● **Passage provided**:
◇ ◇ ◇
Ask HN: How much censorship is there here really? - arisAlexis
So even if I have 231 karma points I decided to Show HN from a new account to confirm my suspicions mainly because of a recent article I read about moderation here.<p>I find it unreasonable that a new account&#x27;s posts are [DEAD] immediately and I can only suspect that it has been hidden because it deals directly with a well known SV startup that copied the idea after my site was online.<p>Anybody has a similar experience? I hope this post stays a little bit online.
======
detaro
(Just observations as a user that spends way to much time on HN and /new in
particular)

> _I can only suspect that it has been hidden because it deals directly with a
> well known SV startup that copied the idea after my site was online._

I think you vastly overestimate the amount of attention that's paid to new
posts – it seems like you are suggesting someone saw your post, decided that
it YC doesn't like it and shadowbanned you immediately? From what I've seen,
that's not the case, moderation often has long delays.
◇ ◇ ◇
[Data for recognizing document structure]

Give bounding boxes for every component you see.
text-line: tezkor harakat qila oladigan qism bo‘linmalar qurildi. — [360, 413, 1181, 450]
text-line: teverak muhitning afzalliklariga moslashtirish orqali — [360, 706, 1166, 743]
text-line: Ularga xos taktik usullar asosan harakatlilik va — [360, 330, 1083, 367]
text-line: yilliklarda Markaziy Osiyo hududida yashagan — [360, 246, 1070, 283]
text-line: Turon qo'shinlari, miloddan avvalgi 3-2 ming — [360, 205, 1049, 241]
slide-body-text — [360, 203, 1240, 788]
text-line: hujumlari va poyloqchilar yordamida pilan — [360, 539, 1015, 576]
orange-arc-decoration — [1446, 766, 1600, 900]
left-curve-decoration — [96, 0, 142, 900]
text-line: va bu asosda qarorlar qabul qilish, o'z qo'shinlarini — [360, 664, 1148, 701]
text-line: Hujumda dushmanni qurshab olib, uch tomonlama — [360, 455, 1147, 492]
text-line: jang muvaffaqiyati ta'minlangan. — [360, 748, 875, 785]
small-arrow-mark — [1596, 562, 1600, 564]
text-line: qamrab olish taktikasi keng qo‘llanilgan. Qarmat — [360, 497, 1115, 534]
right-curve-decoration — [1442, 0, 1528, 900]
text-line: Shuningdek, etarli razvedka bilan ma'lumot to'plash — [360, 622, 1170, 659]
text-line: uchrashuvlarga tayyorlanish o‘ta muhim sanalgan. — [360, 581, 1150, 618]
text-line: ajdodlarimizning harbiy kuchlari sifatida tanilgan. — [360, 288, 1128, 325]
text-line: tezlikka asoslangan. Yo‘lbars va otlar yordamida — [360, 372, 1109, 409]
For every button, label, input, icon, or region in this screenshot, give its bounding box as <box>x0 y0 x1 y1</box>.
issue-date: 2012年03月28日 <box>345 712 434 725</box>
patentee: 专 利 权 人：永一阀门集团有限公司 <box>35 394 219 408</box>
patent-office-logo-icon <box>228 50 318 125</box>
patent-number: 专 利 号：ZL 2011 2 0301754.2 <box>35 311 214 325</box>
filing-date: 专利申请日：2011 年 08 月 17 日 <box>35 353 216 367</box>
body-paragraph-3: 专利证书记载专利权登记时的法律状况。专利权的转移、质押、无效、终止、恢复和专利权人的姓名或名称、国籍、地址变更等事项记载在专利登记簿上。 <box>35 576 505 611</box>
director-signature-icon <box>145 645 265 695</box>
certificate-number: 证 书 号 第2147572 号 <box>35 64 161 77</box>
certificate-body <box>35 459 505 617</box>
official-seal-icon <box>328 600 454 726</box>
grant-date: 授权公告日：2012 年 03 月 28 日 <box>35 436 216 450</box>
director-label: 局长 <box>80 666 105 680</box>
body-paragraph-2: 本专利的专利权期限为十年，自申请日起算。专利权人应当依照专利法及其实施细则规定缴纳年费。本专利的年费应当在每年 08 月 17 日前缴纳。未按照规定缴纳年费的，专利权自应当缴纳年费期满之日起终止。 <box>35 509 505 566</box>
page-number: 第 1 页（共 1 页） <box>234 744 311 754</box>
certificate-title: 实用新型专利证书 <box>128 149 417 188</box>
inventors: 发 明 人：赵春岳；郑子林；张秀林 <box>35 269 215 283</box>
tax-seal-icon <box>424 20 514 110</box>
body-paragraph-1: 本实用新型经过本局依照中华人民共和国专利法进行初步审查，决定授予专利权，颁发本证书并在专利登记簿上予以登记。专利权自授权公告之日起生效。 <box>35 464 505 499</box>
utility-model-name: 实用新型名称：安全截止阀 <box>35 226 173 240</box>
◇ ◇ ◇
● **Task instructions**:
1. In the Hacker News thread on censorship, how many karma points does the original poster say they have?
2. Continue the Hacker News thread on censorship, picking up right after its last sentence.

● **Outputs in order**:
1. 231

2.
With a new account, spam filtering of some kind seems way more likely. Which
is difficult: there isn't much signal for new accounts, on the other hand, if
you look at /new with showdead on (so you can see hidden posts), a lot of spam
comes from new accounts, and nearly no spam comes from accounts that didn't
start as spammers.

I don't know how the filter works, but possibly creating a new account when
you already had one triggered the filter additionally? (assuming you did it in
a way that the system could detect this)

I'm not a fan of all moderation decisions here (e.g. I don't like the policy
of rate-limiting users vastly differently, and would like more transparency
for the ranking), but I also think many people see conspiracy where I can't
see any, and it's not the most obvious explaination.

------
DanBC
What did the mods say when you emailed them to ask about this?